** START **
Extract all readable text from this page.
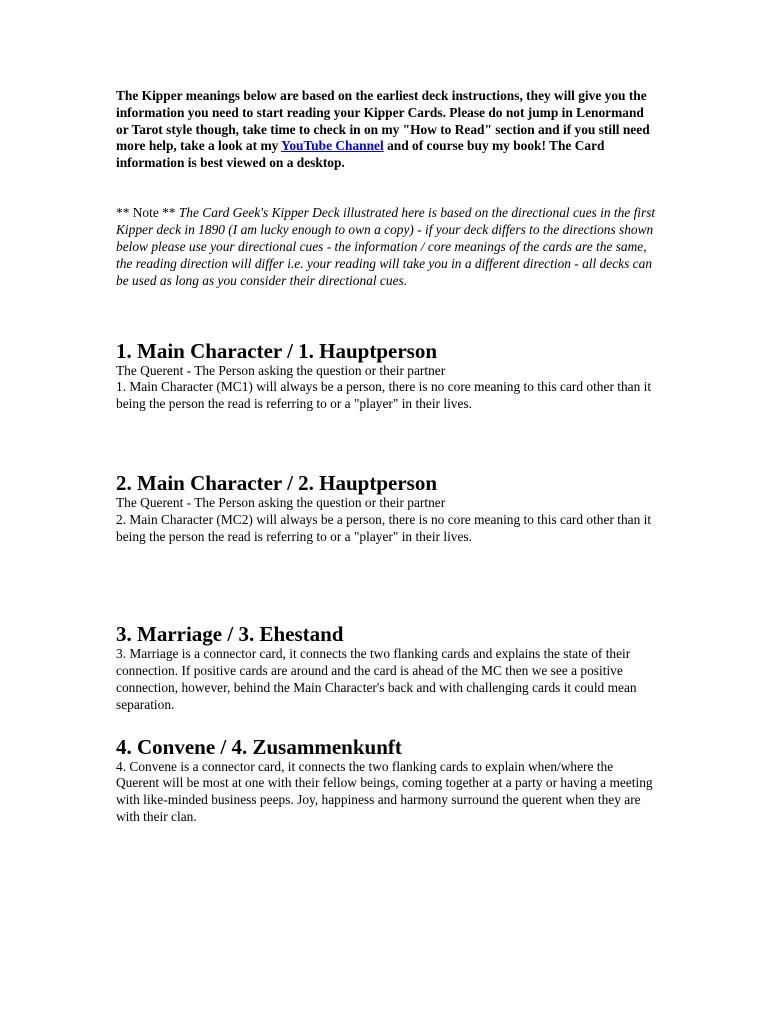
The Kipper meanings below are based on the earliest deck instructions, they will give you the information you need to start reading your Kipper Cards. Please do not jump in Lenormand or Tarot style though, take time to check in on my "How to Read" section and if you still need more help, take a look at my YouTube Channel and of course buy my book! The Card information is best viewed on a desktop.

** Note ** The Card Geek's Kipper Deck illustrated here is based on the directional cues in the first Kipper deck in 1890 (I am lucky enough to own a copy) - if your deck differs to the directions shown below please use your directional cues - the information / core meanings of the cards are the same, the reading direction will differ i.e. your reading will take you in a different direction - all decks can be used as long as you consider their directional cues.

1. Main Character / 1. Hauptperson

The Querent - The Person asking the question or their partner

1. Main Character (MC1) will always be a person, there is no core meaning to this card other than it being the person the read is referring to or a "player" in their lives.

2. Main Character / 2. Hauptperson

The Querent - The Person asking the question or their partner

2. Main Character (MC2) will always be a person, there is no core meaning to this card other than it being the person the read is referring to or a "player" in their lives.

3. Marriage / 3. Ehestand

3. Marriage is a connector card, it connects the two flanking cards and explains the state of their connection. If positive cards are around and the card is ahead of the MC then we see a positive connection, however, behind the Main Character's back and with challenging cards it could mean separation.

4. Convene / 4. Zusammenkunft

4. Convene is a connector card, it connects the two flanking cards to explain when/where the Querent will be most at one with their fellow beings, coming together at a party or having a meeting with like-minded business peeps. Joy, happiness and harmony surround the querent when they are with their clan.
** END **
Stated goal: Reproduce the entries above word for word. Pictures stay out.

Result below:
Extract all readable text from this page.
The Kipper meanings below are based on the earliest deck instructions, they will give you the information you need to start reading your Kipper Cards. Please do not jump in Lenormand or Tarot style though, take time to check in on my "How to Read" section and if you still need more help, take a look at my YouTube Channel and of course buy my book! The Card information is best viewed on a desktop.

** Note ** The Card Geek's Kipper Deck illustrated here is based on the directional cues in the first Kipper deck in 1890 (I am lucky enough to own a copy) - if your deck differs to the directions shown below please use your directional cues - the information / core meanings of the cards are the same, the reading direction will differ i.e. your reading will take you in a different direction - all decks can be used as long as you consider their directional cues.

1. Main Character / 1. Hauptperson

The Querent - The Person asking the question or their partner

1. Main Character (MC1) will always be a person, there is no core meaning to this card other than it being the person the read is referring to or a "player" in their lives.

2. Main Character / 2. Hauptperson

The Querent - The Person asking the question or their partner

2. Main Character (MC2) will always be a person, there is no core meaning to this card other than it being the person the read is referring to or a "player" in their lives.

3. Marriage / 3. Ehestand

3. Marriage is a connector card, it connects the two flanking cards and explains the state of their connection. If positive cards are around and the card is ahead of the MC then we see a positive connection, however, behind the Main Character's back and with challenging cards it could mean separation.

4. Convene / 4. Zusammenkunft

4. Convene is a connector card, it connects the two flanking cards to explain when/where the Querent will be most at one with their fellow beings, coming together at a party or having a meeting with like-minded business peeps. Joy, happiness and harmony surround the querent when they are with their clan.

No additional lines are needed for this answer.